A BBC investigation has shown that housing benefit discrimination continues to be rife within the private rented sector.
The BBC have found that leading UK property websites are hosting tens of thousands of rental listings that exclude renters receiving benefits.
So-called ‘No DSS’ policies unfairly lock hundreds of thousands of people out of homes they could otherwise afford, just because they receive benefits. Shelter has long been campaigning to end the practice.
We know that DSS discrimination has a devastating impact on renters. It causes huge stress and anxiety, leads to people staying in unsuitable accommodation because they can’t move – and ultimately, it can make people homeless.
Nearly two million private renters say that since they started renting, they have been denied the home they wanted because the advert said ‘No DSS’. But due to the coronavirus (COVID-19) pandemic, the situation has only got worse, with hundreds of thousands of renters now relying on benefits to help pay their rent as a result.
Landmark court rulings have proven that DSS discrimination is unlawful
Earlier this year, Shelter fought and won two legal cases which proved beyond doubt that housing benefit discrimination is unlawful.

Provided records:
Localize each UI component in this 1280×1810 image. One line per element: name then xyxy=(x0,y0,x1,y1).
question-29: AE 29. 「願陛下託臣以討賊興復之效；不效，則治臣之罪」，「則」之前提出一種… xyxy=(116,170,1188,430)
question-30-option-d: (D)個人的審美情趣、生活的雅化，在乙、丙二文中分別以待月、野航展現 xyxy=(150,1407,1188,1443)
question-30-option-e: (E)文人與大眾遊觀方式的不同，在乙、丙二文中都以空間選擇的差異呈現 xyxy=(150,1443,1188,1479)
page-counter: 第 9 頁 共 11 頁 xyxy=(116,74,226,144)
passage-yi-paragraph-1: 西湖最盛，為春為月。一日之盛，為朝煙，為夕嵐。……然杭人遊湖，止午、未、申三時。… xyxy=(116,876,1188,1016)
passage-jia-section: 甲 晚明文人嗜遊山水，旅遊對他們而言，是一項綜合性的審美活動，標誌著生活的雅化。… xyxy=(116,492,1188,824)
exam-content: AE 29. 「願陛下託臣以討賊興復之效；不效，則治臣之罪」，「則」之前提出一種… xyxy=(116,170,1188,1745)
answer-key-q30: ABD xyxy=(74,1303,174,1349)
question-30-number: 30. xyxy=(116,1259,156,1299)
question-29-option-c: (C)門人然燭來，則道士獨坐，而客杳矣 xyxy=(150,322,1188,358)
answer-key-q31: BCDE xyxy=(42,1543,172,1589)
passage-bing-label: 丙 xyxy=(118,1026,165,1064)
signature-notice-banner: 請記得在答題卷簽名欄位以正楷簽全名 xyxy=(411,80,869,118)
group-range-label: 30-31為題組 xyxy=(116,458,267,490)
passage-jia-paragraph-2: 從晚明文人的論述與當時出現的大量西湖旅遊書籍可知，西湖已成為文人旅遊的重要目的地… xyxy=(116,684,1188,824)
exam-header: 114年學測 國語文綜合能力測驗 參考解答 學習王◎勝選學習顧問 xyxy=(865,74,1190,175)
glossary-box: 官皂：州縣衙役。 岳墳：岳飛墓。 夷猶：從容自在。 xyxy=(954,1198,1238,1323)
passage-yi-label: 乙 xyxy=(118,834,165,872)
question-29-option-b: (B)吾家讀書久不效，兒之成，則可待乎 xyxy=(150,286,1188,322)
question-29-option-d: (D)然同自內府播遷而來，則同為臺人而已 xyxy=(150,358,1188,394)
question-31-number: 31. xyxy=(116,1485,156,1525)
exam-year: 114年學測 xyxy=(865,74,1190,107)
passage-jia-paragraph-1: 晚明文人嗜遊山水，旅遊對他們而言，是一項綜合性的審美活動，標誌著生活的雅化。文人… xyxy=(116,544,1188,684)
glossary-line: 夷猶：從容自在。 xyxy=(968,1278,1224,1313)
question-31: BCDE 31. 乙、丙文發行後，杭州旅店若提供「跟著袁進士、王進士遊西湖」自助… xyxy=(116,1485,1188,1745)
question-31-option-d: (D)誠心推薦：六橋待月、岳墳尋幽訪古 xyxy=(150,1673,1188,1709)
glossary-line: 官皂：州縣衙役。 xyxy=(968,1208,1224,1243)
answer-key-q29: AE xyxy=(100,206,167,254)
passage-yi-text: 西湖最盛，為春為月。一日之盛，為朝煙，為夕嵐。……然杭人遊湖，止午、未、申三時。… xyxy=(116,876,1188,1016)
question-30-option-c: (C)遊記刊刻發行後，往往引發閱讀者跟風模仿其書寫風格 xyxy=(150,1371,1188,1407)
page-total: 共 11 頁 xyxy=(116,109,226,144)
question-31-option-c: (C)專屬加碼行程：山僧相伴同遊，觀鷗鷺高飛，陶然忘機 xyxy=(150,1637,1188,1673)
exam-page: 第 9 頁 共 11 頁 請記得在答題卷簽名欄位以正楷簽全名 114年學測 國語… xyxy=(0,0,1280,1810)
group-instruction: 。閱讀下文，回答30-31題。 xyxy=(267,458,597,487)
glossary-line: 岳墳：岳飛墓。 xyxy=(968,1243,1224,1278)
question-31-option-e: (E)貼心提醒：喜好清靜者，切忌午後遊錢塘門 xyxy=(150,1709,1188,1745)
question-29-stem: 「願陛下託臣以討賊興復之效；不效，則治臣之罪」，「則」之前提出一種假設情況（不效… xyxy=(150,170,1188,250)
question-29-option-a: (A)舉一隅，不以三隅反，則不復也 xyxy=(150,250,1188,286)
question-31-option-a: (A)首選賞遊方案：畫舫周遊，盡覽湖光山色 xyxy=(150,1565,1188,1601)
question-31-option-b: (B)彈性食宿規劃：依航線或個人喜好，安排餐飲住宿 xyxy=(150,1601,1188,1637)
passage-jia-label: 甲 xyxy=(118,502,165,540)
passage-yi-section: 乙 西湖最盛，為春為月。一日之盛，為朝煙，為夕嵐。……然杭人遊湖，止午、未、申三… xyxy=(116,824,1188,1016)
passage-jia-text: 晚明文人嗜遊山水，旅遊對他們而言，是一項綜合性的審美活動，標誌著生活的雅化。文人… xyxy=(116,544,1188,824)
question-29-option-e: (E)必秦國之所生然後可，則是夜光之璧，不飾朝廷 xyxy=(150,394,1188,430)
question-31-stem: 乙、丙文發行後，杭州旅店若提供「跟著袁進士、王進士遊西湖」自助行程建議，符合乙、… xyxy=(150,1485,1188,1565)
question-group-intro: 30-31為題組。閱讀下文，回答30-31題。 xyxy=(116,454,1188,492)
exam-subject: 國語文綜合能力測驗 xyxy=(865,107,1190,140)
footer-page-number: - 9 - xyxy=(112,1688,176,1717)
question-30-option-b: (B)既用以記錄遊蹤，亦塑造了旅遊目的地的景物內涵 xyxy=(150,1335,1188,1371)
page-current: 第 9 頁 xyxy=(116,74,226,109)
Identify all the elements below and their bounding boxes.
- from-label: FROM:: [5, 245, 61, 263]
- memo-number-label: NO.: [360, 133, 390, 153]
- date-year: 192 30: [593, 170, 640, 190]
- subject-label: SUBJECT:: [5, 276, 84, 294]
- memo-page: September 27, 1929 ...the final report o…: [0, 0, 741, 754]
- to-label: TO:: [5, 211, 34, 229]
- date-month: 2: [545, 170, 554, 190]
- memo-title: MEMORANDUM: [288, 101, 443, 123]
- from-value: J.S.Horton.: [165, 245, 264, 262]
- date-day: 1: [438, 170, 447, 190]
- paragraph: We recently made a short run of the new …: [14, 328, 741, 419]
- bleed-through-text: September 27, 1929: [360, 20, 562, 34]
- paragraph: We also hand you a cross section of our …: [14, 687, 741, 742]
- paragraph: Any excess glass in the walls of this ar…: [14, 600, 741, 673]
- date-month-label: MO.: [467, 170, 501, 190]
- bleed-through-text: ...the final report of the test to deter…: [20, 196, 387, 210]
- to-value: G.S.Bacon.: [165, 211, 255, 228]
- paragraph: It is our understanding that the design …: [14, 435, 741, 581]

Brief 1: Translate this sentence from the text on housing benefit discrimination into Spanish: "Earlier this year, Shelter fought and won two legal cases which proved beyond doubt that housing benefit discrimination is unlawful."
Brief 2: Rewrite the part of the text on housing benefit discrimination starting with "A BBC investigation" and going on through "make people homeless.", putting "tenants" in place of "renters".
Brief 3:
Answer these questions using the text on housing benefit discrimination:
(a) What has the BBC found that leading UK property websites are hosting?
(b) How many private renters say they have been denied the home they wanted because the advert said 'No DSS'?
(c) How many legal cases did Shelter fight and win earlier this year?

Response box 1: A principios de este año, Shelter libró y ganó dos casos judiciales que demostraron sin lugar a dudas que la discriminación por la prestación de vivienda es ilegal.

Response box 2:
A BBC investigation has shown that housing benefit discrimination continues to be rife within the private rented sector.
The BBC have found that leading UK property websites are hosting tens of thousands of rental listings that exclude tenants receiving benefits.
So-called ‘No DSS’ policies unfairly lock hundreds of thousands of people out of homes they could otherwise afford, just because they receive benefits. Shelter has long been campaigning to end the practice.
We know that DSS discrimination has a devastating impact on tenants. It causes huge stress and anxiety, leads to people staying in unsuitable accommodation because they can’t move – and ultimately, it can make people homeless.

Response box 3:
(a) Tens of thousands of rental listings that exclude renters receiving benefits.
(b) Nearly two million.
(c) Two.